◆ Task requirements
Give an exact copy of every line, leaving images out.

>> START Task data

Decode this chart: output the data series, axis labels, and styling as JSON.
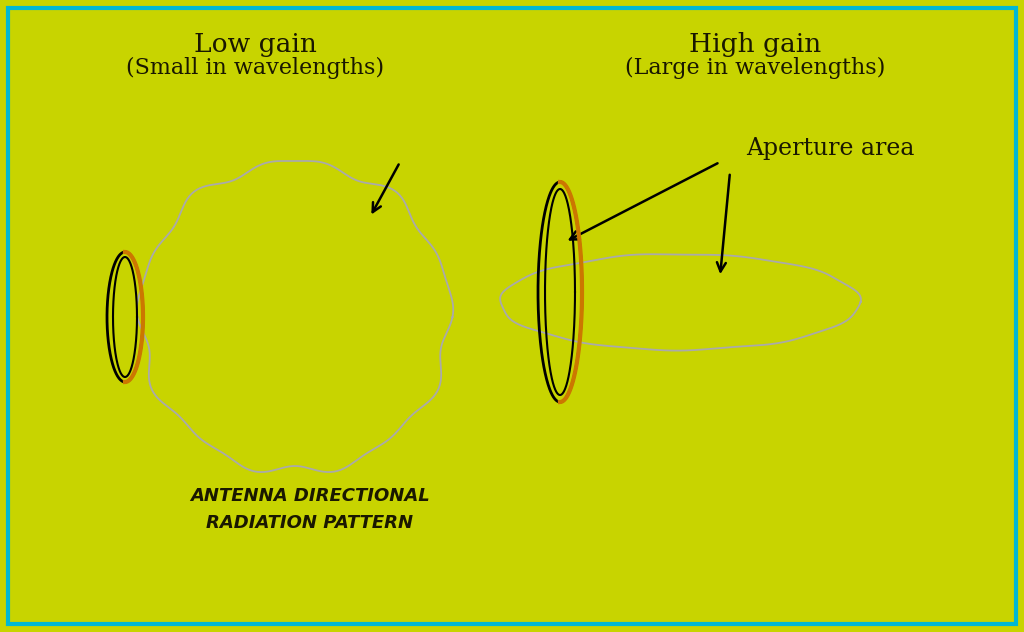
{
  "bg_color": "#c8d400",
  "border_color": "#00b8d4",
  "text_color": "#1a1800",
  "low_gain_title": "Low gain",
  "low_gain_sub": "(Small in wavelengths)",
  "high_gain_title": "High gain",
  "high_gain_sub": "(Large in wavelengths)",
  "aperture_label": "Aperture area",
  "radiation_label1": "ANTENNA DIRECTIONAL",
  "radiation_label2": "RADIATION PATTERN",
  "fig_width": 10.24,
  "fig_height": 6.32,
  "dpi": 100
}
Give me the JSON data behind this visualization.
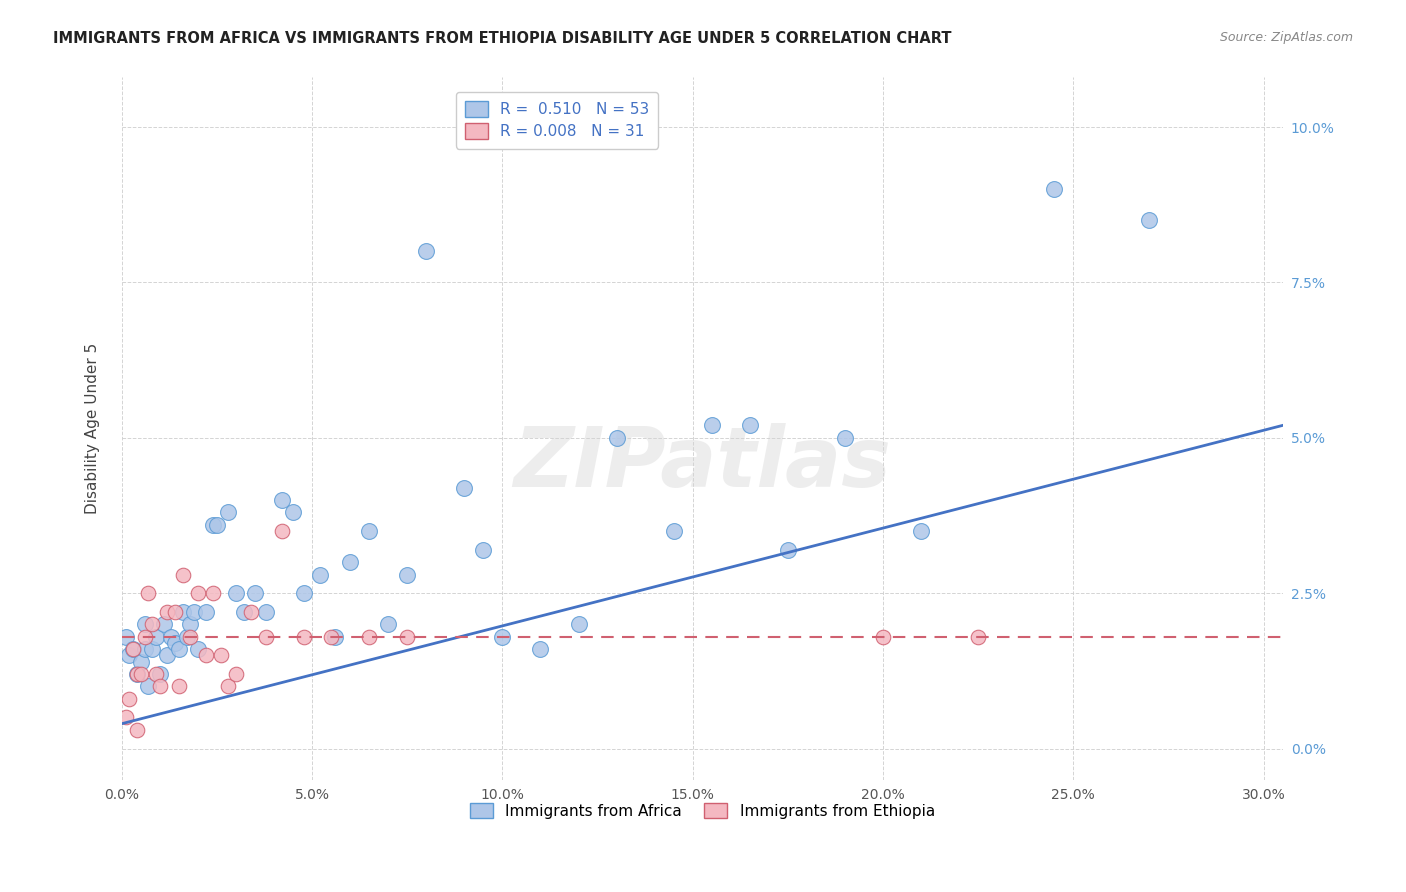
{
  "title": "IMMIGRANTS FROM AFRICA VS IMMIGRANTS FROM ETHIOPIA DISABILITY AGE UNDER 5 CORRELATION CHART",
  "source": "Source: ZipAtlas.com",
  "ylabel": "Disability Age Under 5",
  "xlim": [
    0.0,
    0.305
  ],
  "ylim": [
    -0.005,
    0.108
  ],
  "xtick_values": [
    0.0,
    0.05,
    0.1,
    0.15,
    0.2,
    0.25,
    0.3
  ],
  "xtick_labels": [
    "0.0%",
    "5.0%",
    "10.0%",
    "15.0%",
    "20.0%",
    "25.0%",
    "30.0%"
  ],
  "ytick_values": [
    0.0,
    0.025,
    0.05,
    0.075,
    0.1
  ],
  "ytick_labels": [
    "0.0%",
    "2.5%",
    "5.0%",
    "7.5%",
    "10.0%"
  ],
  "africa_color": "#aec6e8",
  "africa_edge_color": "#5b9bd5",
  "ethiopia_color": "#f4b8c1",
  "ethiopia_edge_color": "#d06070",
  "africa_line_color": "#4472c4",
  "ethiopia_line_color": "#d06070",
  "legend_label_africa": "Immigrants from Africa",
  "legend_label_ethiopia": "Immigrants from Ethiopia",
  "R_africa": "0.510",
  "N_africa": "53",
  "R_ethiopia": "0.008",
  "N_ethiopia": "31",
  "watermark": "ZIPatlas",
  "africa_x": [
    0.001,
    0.002,
    0.003,
    0.004,
    0.005,
    0.006,
    0.006,
    0.007,
    0.008,
    0.009,
    0.01,
    0.011,
    0.012,
    0.013,
    0.014,
    0.015,
    0.016,
    0.017,
    0.018,
    0.019,
    0.02,
    0.022,
    0.024,
    0.025,
    0.028,
    0.03,
    0.032,
    0.035,
    0.038,
    0.042,
    0.045,
    0.048,
    0.052,
    0.056,
    0.06,
    0.065,
    0.07,
    0.075,
    0.08,
    0.09,
    0.095,
    0.1,
    0.11,
    0.12,
    0.13,
    0.145,
    0.155,
    0.165,
    0.175,
    0.19,
    0.21,
    0.245,
    0.27
  ],
  "africa_y": [
    0.018,
    0.015,
    0.016,
    0.012,
    0.014,
    0.02,
    0.016,
    0.01,
    0.016,
    0.018,
    0.012,
    0.02,
    0.015,
    0.018,
    0.017,
    0.016,
    0.022,
    0.018,
    0.02,
    0.022,
    0.016,
    0.022,
    0.036,
    0.036,
    0.038,
    0.025,
    0.022,
    0.025,
    0.022,
    0.04,
    0.038,
    0.025,
    0.028,
    0.018,
    0.03,
    0.035,
    0.02,
    0.028,
    0.08,
    0.042,
    0.032,
    0.018,
    0.016,
    0.02,
    0.05,
    0.035,
    0.052,
    0.052,
    0.032,
    0.05,
    0.035,
    0.09,
    0.085
  ],
  "ethiopia_x": [
    0.001,
    0.002,
    0.003,
    0.004,
    0.004,
    0.005,
    0.006,
    0.007,
    0.008,
    0.009,
    0.01,
    0.012,
    0.014,
    0.015,
    0.016,
    0.018,
    0.02,
    0.022,
    0.024,
    0.026,
    0.028,
    0.03,
    0.034,
    0.038,
    0.042,
    0.048,
    0.055,
    0.065,
    0.075,
    0.2,
    0.225
  ],
  "ethiopia_y": [
    0.005,
    0.008,
    0.016,
    0.003,
    0.012,
    0.012,
    0.018,
    0.025,
    0.02,
    0.012,
    0.01,
    0.022,
    0.022,
    0.01,
    0.028,
    0.018,
    0.025,
    0.015,
    0.025,
    0.015,
    0.01,
    0.012,
    0.022,
    0.018,
    0.035,
    0.018,
    0.018,
    0.018,
    0.018,
    0.018,
    0.018
  ],
  "africa_trend_x0": 0.0,
  "africa_trend_x1": 0.305,
  "africa_trend_y0": 0.004,
  "africa_trend_y1": 0.052,
  "ethiopia_trend_y": 0.018,
  "background_color": "#ffffff",
  "grid_color": "#d0d0d0",
  "tick_color": "#5b9bd5",
  "title_fontsize": 10.5,
  "source_fontsize": 9
}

>> END Task data

◆ Task response
Decode this chart: output the data series, axis labels, and styling as JSON.
{
  "bg_color": "#c8d400",
  "border_color": "#00b8d4",
  "text_color": "#1a1800",
  "low_gain_title": "Low gain",
  "low_gain_sub": "(Small in wavelengths)",
  "high_gain_title": "High gain",
  "high_gain_sub": "(Large in wavelengths)",
  "aperture_label": "Aperture area",
  "radiation_label1": "ANTENNA DIRECTIONAL",
  "radiation_label2": "RADIATION PATTERN",
  "fig_width": 10.24,
  "fig_height": 6.32,
  "dpi": 100
}
Give me the JSON data behind this visualization.
{
  "title": "IMMIGRANTS FROM AFRICA VS IMMIGRANTS FROM ETHIOPIA DISABILITY AGE UNDER 5 CORRELATION CHART",
  "source": "Source: ZipAtlas.com",
  "ylabel": "Disability Age Under 5",
  "xlim": [
    0.0,
    0.305
  ],
  "ylim": [
    -0.005,
    0.108
  ],
  "xtick_values": [
    0.0,
    0.05,
    0.1,
    0.15,
    0.2,
    0.25,
    0.3
  ],
  "xtick_labels": [
    "0.0%",
    "5.0%",
    "10.0%",
    "15.0%",
    "20.0%",
    "25.0%",
    "30.0%"
  ],
  "ytick_values": [
    0.0,
    0.025,
    0.05,
    0.075,
    0.1
  ],
  "ytick_labels": [
    "0.0%",
    "2.5%",
    "5.0%",
    "7.5%",
    "10.0%"
  ],
  "africa_color": "#aec6e8",
  "africa_edge_color": "#5b9bd5",
  "ethiopia_color": "#f4b8c1",
  "ethiopia_edge_color": "#d06070",
  "africa_line_color": "#4472c4",
  "ethiopia_line_color": "#d06070",
  "legend_label_africa": "Immigrants from Africa",
  "legend_label_ethiopia": "Immigrants from Ethiopia",
  "R_africa": "0.510",
  "N_africa": "53",
  "R_ethiopia": "0.008",
  "N_ethiopia": "31",
  "watermark": "ZIPatlas",
  "africa_x": [
    0.001,
    0.002,
    0.003,
    0.004,
    0.005,
    0.006,
    0.006,
    0.007,
    0.008,
    0.009,
    0.01,
    0.011,
    0.012,
    0.013,
    0.014,
    0.015,
    0.016,
    0.017,
    0.018,
    0.019,
    0.02,
    0.022,
    0.024,
    0.025,
    0.028,
    0.03,
    0.032,
    0.035,
    0.038,
    0.042,
    0.045,
    0.048,
    0.052,
    0.056,
    0.06,
    0.065,
    0.07,
    0.075,
    0.08,
    0.09,
    0.095,
    0.1,
    0.11,
    0.12,
    0.13,
    0.145,
    0.155,
    0.165,
    0.175,
    0.19,
    0.21,
    0.245,
    0.27
  ],
  "africa_y": [
    0.018,
    0.015,
    0.016,
    0.012,
    0.014,
    0.02,
    0.016,
    0.01,
    0.016,
    0.018,
    0.012,
    0.02,
    0.015,
    0.018,
    0.017,
    0.016,
    0.022,
    0.018,
    0.02,
    0.022,
    0.016,
    0.022,
    0.036,
    0.036,
    0.038,
    0.025,
    0.022,
    0.025,
    0.022,
    0.04,
    0.038,
    0.025,
    0.028,
    0.018,
    0.03,
    0.035,
    0.02,
    0.028,
    0.08,
    0.042,
    0.032,
    0.018,
    0.016,
    0.02,
    0.05,
    0.035,
    0.052,
    0.052,
    0.032,
    0.05,
    0.035,
    0.09,
    0.085
  ],
  "ethiopia_x": [
    0.001,
    0.002,
    0.003,
    0.004,
    0.004,
    0.005,
    0.006,
    0.007,
    0.008,
    0.009,
    0.01,
    0.012,
    0.014,
    0.015,
    0.016,
    0.018,
    0.02,
    0.022,
    0.024,
    0.026,
    0.028,
    0.03,
    0.034,
    0.038,
    0.042,
    0.048,
    0.055,
    0.065,
    0.075,
    0.2,
    0.225
  ],
  "ethiopia_y": [
    0.005,
    0.008,
    0.016,
    0.003,
    0.012,
    0.012,
    0.018,
    0.025,
    0.02,
    0.012,
    0.01,
    0.022,
    0.022,
    0.01,
    0.028,
    0.018,
    0.025,
    0.015,
    0.025,
    0.015,
    0.01,
    0.012,
    0.022,
    0.018,
    0.035,
    0.018,
    0.018,
    0.018,
    0.018,
    0.018,
    0.018
  ],
  "africa_trend_x0": 0.0,
  "africa_trend_x1": 0.305,
  "africa_trend_y0": 0.004,
  "africa_trend_y1": 0.052,
  "ethiopia_trend_y": 0.018,
  "background_color": "#ffffff",
  "grid_color": "#d0d0d0",
  "tick_color": "#5b9bd5",
  "title_fontsize": 10.5,
  "source_fontsize": 9
}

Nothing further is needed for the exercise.